Dataset items:
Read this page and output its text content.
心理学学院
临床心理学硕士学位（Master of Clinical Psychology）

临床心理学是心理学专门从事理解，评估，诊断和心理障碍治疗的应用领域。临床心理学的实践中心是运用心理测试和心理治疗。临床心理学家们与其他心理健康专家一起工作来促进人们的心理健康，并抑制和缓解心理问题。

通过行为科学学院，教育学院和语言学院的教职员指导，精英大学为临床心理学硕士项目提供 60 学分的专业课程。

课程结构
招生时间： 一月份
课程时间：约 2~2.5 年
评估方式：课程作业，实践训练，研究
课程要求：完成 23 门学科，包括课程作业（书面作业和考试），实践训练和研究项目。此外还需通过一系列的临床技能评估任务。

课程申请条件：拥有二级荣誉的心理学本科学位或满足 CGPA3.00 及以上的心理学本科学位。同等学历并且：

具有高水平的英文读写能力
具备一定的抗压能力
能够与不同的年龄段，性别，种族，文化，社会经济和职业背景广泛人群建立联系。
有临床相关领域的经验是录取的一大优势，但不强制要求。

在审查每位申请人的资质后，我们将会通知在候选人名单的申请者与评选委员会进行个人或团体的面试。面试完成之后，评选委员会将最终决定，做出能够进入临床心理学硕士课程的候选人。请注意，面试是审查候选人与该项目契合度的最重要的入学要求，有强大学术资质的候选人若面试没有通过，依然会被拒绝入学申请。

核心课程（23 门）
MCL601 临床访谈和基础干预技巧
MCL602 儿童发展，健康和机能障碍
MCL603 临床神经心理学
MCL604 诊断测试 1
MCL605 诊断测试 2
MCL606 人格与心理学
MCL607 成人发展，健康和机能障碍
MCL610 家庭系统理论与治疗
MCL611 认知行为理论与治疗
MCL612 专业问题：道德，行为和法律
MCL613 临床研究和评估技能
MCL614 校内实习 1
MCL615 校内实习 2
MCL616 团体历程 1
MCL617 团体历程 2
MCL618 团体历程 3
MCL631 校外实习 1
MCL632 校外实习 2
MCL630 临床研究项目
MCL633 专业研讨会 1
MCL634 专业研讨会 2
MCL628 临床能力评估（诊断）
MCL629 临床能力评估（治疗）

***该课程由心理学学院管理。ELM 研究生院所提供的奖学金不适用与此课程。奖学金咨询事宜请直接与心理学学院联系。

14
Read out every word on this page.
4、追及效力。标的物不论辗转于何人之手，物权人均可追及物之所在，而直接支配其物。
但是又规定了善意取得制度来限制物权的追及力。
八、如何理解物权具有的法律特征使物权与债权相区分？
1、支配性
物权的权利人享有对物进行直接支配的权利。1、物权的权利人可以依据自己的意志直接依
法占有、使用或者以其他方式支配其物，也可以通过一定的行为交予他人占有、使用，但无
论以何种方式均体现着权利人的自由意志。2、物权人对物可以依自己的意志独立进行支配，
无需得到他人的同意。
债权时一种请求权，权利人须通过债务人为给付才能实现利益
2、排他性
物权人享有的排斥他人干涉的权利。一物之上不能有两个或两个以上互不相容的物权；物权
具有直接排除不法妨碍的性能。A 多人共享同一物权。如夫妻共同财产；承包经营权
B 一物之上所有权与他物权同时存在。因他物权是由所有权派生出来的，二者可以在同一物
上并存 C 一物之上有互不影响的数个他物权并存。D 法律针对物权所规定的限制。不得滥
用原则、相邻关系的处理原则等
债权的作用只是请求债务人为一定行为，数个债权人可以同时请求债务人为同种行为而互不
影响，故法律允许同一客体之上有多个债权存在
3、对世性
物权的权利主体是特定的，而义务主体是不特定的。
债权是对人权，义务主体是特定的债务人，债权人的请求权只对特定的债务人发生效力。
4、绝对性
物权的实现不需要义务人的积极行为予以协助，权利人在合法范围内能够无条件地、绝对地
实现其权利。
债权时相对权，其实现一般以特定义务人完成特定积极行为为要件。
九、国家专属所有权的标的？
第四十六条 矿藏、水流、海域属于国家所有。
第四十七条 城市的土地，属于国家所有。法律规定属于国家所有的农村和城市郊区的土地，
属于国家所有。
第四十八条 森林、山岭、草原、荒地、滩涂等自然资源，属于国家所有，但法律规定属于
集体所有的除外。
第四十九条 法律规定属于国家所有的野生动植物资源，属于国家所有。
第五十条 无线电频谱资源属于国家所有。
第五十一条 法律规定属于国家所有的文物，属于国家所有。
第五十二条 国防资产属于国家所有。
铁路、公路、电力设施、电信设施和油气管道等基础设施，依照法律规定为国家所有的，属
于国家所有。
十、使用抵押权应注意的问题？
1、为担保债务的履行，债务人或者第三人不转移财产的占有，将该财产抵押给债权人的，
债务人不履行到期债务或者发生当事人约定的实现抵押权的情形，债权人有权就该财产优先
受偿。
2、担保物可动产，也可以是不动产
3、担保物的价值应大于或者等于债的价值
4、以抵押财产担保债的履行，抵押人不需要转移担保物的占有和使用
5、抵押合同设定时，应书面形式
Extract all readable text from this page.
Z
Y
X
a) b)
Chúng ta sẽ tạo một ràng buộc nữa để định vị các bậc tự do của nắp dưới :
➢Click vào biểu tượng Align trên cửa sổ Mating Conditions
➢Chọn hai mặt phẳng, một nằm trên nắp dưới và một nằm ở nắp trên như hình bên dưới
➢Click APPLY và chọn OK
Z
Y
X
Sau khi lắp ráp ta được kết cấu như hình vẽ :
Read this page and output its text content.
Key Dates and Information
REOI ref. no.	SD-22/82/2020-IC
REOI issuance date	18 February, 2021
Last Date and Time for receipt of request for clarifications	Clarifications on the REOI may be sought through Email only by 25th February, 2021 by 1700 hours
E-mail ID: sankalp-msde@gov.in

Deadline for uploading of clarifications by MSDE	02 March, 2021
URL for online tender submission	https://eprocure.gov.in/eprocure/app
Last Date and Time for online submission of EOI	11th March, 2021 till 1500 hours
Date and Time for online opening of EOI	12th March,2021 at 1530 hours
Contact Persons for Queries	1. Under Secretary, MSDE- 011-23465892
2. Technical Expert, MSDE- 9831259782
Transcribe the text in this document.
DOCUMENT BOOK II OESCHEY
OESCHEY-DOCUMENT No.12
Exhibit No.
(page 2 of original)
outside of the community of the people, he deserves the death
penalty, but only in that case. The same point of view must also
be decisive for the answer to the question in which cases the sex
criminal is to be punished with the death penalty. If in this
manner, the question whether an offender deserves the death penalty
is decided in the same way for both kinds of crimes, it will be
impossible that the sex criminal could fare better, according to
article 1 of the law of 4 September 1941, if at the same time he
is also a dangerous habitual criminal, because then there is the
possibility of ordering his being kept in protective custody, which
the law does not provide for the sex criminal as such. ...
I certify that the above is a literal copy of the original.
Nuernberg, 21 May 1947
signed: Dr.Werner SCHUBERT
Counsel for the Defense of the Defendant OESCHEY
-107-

**TO BE DONE**
Your task is to repeat the data exactly, with nothing left out.

**TASK SOLUTION**
Read this page and output its text content.
心理学学院
临床心理学硕士学位（Master of Clinical Psychology）

临床心理学是心理学专门从事理解，评估，诊断和心理障碍治疗的应用领域。临床心理学的实践中心是运用心理测试和心理治疗。临床心理学家们与其他心理健康专家一起工作来促进人们的心理健康，并抑制和缓解心理问题。

通过行为科学学院，教育学院和语言学院的教职员指导，精英大学为临床心理学硕士项目提供 60 学分的专业课程。

课程结构
招生时间： 一月份
课程时间：约 2~2.5 年
评估方式：课程作业，实践训练，研究
课程要求：完成 23 门学科，包括课程作业（书面作业和考试），实践训练和研究项目。此外还需通过一系列的临床技能评估任务。

课程申请条件：拥有二级荣誉的心理学本科学位或满足 CGPA3.00 及以上的心理学本科学位。同等学历并且：

具有高水平的英文读写能力
具备一定的抗压能力
能够与不同的年龄段，性别，种族，文化，社会经济和职业背景广泛人群建立联系。
有临床相关领域的经验是录取的一大优势，但不强制要求。

在审查每位申请人的资质后，我们将会通知在候选人名单的申请者与评选委员会进行个人或团体的面试。面试完成之后，评选委员会将最终决定，做出能够进入临床心理学硕士课程的候选人。请注意，面试是审查候选人与该项目契合度的最重要的入学要求，有强大学术资质的候选人若面试没有通过，依然会被拒绝入学申请。

核心课程（23 门）
MCL601 临床访谈和基础干预技巧
MCL602 儿童发展，健康和机能障碍
MCL603 临床神经心理学
MCL604 诊断测试 1
MCL605 诊断测试 2
MCL606 人格与心理学
MCL607 成人发展，健康和机能障碍
MCL610 家庭系统理论与治疗
MCL611 认知行为理论与治疗
MCL612 专业问题：道德，行为和法律
MCL613 临床研究和评估技能
MCL614 校内实习 1
MCL615 校内实习 2
MCL616 团体历程 1
MCL617 团体历程 2
MCL618 团体历程 3
MCL631 校外实习 1
MCL632 校外实习 2
MCL630 临床研究项目
MCL633 专业研讨会 1
MCL634 专业研讨会 2
MCL628 临床能力评估（诊断）
MCL629 临床能力评估（治疗）

***该课程由心理学学院管理。ELM 研究生院所提供的奖学金不适用与此课程。奖学金咨询事宜请直接与心理学学院联系。

14
Read out every word on this page.
4、追及效力。标的物不论辗转于何人之手，物权人均可追及物之所在，而直接支配其物。
但是又规定了善意取得制度来限制物权的追及力。
八、如何理解物权具有的法律特征使物权与债权相区分？
1、支配性
物权的权利人享有对物进行直接支配的权利。1、物权的权利人可以依据自己的意志直接依
法占有、使用或者以其他方式支配其物，也可以通过一定的行为交予他人占有、使用，但无
论以何种方式均体现着权利人的自由意志。2、物权人对物可以依自己的意志独立进行支配，
无需得到他人的同意。
债权时一种请求权，权利人须通过债务人为给付才能实现利益
2、排他性
物权人享有的排斥他人干涉的权利。一物之上不能有两个或两个以上互不相容的物权；物权
具有直接排除不法妨碍的性能。A 多人共享同一物权。如夫妻共同财产；承包经营权
B 一物之上所有权与他物权同时存在。因他物权是由所有权派生出来的，二者可以在同一物
上并存 C 一物之上有互不影响的数个他物权并存。D 法律针对物权所规定的限制。不得滥
用原则、相邻关系的处理原则等
债权的作用只是请求债务人为一定行为，数个债权人可以同时请求债务人为同种行为而互不
影响，故法律允许同一客体之上有多个债权存在
3、对世性
物权的权利主体是特定的，而义务主体是不特定的。
债权是对人权，义务主体是特定的债务人，债权人的请求权只对特定的债务人发生效力。
4、绝对性
物权的实现不需要义务人的积极行为予以协助，权利人在合法范围内能够无条件地、绝对地
实现其权利。
债权时相对权，其实现一般以特定义务人完成特定积极行为为要件。
九、国家专属所有权的标的？
第四十六条 矿藏、水流、海域属于国家所有。
第四十七条 城市的土地，属于国家所有。法律规定属于国家所有的农村和城市郊区的土地，
属于国家所有。
第四十八条 森林、山岭、草原、荒地、滩涂等自然资源，属于国家所有，但法律规定属于
集体所有的除外。
第四十九条 法律规定属于国家所有的野生动植物资源，属于国家所有。
第五十条 无线电频谱资源属于国家所有。
第五十一条 法律规定属于国家所有的文物，属于国家所有。
第五十二条 国防资产属于国家所有。
铁路、公路、电力设施、电信设施和油气管道等基础设施，依照法律规定为国家所有的，属
于国家所有。
十、使用抵押权应注意的问题？
1、为担保债务的履行，债务人或者第三人不转移财产的占有，将该财产抵押给债权人的，
债务人不履行到期债务或者发生当事人约定的实现抵押权的情形，债权人有权就该财产优先
受偿。
2、担保物可动产，也可以是不动产
3、担保物的价值应大于或者等于债的价值
4、以抵押财产担保债的履行，抵押人不需要转移担保物的占有和使用
5、抵押合同设定时，应书面形式
Extract all readable text from this page.
Z
Y
X
a) b)
Chúng ta sẽ tạo một ràng buộc nữa để định vị các bậc tự do của nắp dưới :
➢Click vào biểu tượng Align trên cửa sổ Mating Conditions
➢Chọn hai mặt phẳng, một nằm trên nắp dưới và một nằm ở nắp trên như hình bên dưới
➢Click APPLY và chọn OK
Z
Y
X
Sau khi lắp ráp ta được kết cấu như hình vẽ :
Read this page and output its text content.
Key Dates and Information
REOI ref. no.	SD-22/82/2020-IC
REOI issuance date	18 February, 2021
Last Date and Time for receipt of request for clarifications	Clarifications on the REOI may be sought through Email only by 25th February, 2021 by 1700 hours
E-mail ID: sankalp-msde@gov.in

Deadline for uploading of clarifications by MSDE	02 March, 2021
URL for online tender submission	https://eprocure.gov.in/eprocure/app
Last Date and Time for online submission of EOI	11th March, 2021 till 1500 hours
Date and Time for online opening of EOI	12th March,2021 at 1530 hours
Contact Persons for Queries	1. Under Secretary, MSDE- 011-23465892
2. Technical Expert, MSDE- 9831259782
Transcribe the text in this document.
DOCUMENT BOOK II OESCHEY
OESCHEY-DOCUMENT No.12
Exhibit No.
(page 2 of original)
outside of the community of the people, he deserves the death
penalty, but only in that case. The same point of view must also
be decisive for the answer to the question in which cases the sex
criminal is to be punished with the death penalty. If in this
manner, the question whether an offender deserves the death penalty
is decided in the same way for both kinds of crimes, it will be
impossible that the sex criminal could fare better, according to
article 1 of the law of 4 September 1941, if at the same time he
is also a dangerous habitual criminal, because then there is the
possibility of ordering his being kept in protective custody, which
the law does not provide for the sex criminal as such. ...
I certify that the above is a literal copy of the original.
Nuernberg, 21 May 1947
signed: Dr.Werner SCHUBERT
Counsel for the Defense of the Defendant OESCHEY
-107-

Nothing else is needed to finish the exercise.